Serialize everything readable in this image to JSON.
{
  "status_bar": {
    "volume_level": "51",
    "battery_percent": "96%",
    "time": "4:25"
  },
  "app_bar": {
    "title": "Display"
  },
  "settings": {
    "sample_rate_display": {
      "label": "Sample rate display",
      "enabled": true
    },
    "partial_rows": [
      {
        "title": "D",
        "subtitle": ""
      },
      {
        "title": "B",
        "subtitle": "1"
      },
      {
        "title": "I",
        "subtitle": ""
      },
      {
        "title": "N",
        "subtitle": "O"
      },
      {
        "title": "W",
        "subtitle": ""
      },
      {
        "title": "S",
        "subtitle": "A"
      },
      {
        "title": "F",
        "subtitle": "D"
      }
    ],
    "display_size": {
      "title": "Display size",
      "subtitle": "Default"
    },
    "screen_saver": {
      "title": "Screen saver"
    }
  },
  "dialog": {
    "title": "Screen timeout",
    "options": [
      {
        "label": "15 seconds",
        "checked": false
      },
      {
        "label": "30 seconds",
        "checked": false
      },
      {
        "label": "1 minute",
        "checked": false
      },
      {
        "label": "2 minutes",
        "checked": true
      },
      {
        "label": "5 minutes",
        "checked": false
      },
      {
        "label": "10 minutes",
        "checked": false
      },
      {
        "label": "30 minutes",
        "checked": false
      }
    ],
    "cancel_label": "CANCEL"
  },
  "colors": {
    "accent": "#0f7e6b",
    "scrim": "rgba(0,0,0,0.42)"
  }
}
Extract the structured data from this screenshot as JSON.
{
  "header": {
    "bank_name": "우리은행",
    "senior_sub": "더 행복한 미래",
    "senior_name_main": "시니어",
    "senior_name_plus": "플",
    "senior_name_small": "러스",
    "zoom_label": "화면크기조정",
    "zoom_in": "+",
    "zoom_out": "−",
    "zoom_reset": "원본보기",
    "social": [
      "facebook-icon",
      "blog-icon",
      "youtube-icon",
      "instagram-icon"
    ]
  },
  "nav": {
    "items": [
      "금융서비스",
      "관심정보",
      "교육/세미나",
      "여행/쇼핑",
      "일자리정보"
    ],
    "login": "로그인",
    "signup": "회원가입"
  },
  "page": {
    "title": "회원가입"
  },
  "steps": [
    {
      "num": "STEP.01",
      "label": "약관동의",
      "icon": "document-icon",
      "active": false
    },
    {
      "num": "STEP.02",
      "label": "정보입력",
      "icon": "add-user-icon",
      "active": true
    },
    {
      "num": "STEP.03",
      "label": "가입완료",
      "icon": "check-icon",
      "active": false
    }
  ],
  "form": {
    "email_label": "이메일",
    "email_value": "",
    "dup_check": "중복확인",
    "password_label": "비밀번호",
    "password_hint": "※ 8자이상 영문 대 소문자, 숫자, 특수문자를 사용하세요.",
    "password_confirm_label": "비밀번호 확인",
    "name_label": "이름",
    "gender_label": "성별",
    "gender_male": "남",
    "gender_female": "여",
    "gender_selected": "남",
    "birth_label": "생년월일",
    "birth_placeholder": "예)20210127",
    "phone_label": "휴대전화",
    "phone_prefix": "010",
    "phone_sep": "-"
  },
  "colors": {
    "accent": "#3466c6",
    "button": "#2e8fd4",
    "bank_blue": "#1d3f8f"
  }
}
###
◆ To do ◆
Search the entries for the string "비밀번호" and collect each line that has it.

◆ Solution below ◆
    "password_label": "비밀번호",
    "password_confirm_label": "비밀번호 확인",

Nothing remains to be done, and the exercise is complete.